— Begin —

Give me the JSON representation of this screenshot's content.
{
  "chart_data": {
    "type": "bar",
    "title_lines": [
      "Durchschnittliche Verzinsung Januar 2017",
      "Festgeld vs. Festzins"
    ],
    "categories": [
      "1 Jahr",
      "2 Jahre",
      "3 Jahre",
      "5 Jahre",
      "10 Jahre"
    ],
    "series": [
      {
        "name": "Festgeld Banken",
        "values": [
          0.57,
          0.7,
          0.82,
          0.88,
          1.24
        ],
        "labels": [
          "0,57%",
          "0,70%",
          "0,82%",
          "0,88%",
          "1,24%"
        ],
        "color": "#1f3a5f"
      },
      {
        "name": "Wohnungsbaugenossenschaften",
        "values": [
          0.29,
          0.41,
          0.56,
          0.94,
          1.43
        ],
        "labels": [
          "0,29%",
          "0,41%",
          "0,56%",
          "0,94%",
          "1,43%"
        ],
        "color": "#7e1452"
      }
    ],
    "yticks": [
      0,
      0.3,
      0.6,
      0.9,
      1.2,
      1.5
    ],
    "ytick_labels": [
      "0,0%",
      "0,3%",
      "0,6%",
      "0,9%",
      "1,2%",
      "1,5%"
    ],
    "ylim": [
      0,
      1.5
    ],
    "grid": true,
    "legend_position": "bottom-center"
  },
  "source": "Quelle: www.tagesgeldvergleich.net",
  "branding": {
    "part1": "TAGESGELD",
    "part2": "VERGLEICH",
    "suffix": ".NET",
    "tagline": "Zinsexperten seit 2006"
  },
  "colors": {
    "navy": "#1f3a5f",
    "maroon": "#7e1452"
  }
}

— End —
— Begin —

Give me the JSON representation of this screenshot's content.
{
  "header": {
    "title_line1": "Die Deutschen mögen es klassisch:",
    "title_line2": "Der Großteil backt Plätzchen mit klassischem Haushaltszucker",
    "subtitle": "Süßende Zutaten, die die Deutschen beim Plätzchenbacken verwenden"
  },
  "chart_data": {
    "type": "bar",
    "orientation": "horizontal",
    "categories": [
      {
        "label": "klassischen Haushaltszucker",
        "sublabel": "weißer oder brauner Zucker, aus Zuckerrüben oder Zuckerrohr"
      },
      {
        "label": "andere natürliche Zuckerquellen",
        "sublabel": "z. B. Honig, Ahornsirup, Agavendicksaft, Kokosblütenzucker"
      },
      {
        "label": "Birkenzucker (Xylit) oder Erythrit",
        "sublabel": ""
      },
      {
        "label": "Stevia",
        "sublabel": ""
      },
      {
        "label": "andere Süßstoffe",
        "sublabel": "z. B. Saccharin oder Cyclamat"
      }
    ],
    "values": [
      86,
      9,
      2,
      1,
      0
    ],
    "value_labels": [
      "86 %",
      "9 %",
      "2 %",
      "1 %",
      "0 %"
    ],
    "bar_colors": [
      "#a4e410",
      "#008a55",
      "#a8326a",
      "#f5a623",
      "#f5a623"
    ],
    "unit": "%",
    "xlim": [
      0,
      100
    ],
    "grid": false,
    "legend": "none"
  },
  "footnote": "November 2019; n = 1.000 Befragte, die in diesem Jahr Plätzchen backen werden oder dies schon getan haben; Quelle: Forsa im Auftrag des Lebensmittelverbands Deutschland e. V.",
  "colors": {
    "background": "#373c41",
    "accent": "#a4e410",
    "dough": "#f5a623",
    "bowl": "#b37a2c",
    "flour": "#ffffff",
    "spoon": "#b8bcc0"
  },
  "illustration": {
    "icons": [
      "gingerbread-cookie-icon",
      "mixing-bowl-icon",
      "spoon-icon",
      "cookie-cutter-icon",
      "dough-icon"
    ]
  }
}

— End —
— Begin —

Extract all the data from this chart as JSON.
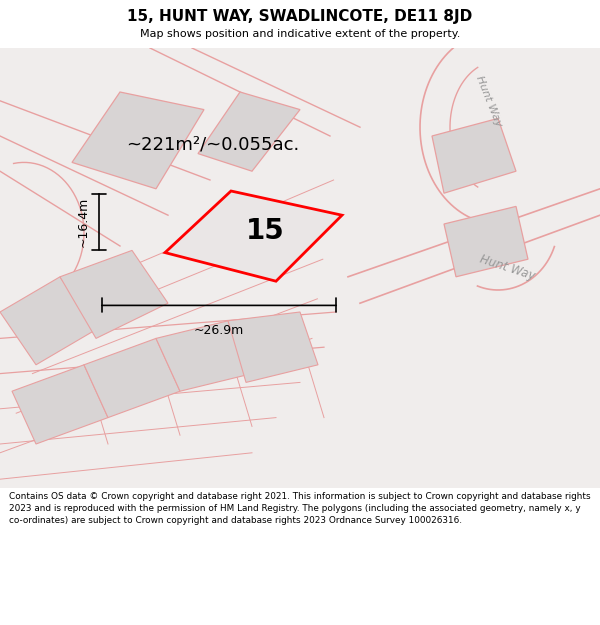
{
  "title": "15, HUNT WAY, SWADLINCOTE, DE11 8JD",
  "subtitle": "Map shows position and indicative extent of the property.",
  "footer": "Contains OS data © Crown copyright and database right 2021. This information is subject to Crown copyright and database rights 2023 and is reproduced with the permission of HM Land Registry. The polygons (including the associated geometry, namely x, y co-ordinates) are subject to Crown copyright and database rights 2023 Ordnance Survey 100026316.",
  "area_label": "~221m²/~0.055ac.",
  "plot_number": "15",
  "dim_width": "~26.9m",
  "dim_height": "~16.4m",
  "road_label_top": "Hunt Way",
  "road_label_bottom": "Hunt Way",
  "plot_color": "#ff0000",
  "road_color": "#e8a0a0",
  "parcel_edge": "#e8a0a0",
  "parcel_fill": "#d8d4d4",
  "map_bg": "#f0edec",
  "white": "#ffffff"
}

— End —

(TASK GOAL)
Where a line of the records above holds the word "sublabel", copy that line.

(SOLUTION FOR THIS PROBLEM)
        "sublabel": "weißer oder brauner Zucker, aus Zuckerrüben oder Zuckerrohr"
        "sublabel": "z. B. Honig, Ahornsirup, Agavendicksaft, Kokosblütenzucker"
        "sublabel": ""
        "sublabel": ""
        "sublabel": "z. B. Saccharin oder Cyclamat"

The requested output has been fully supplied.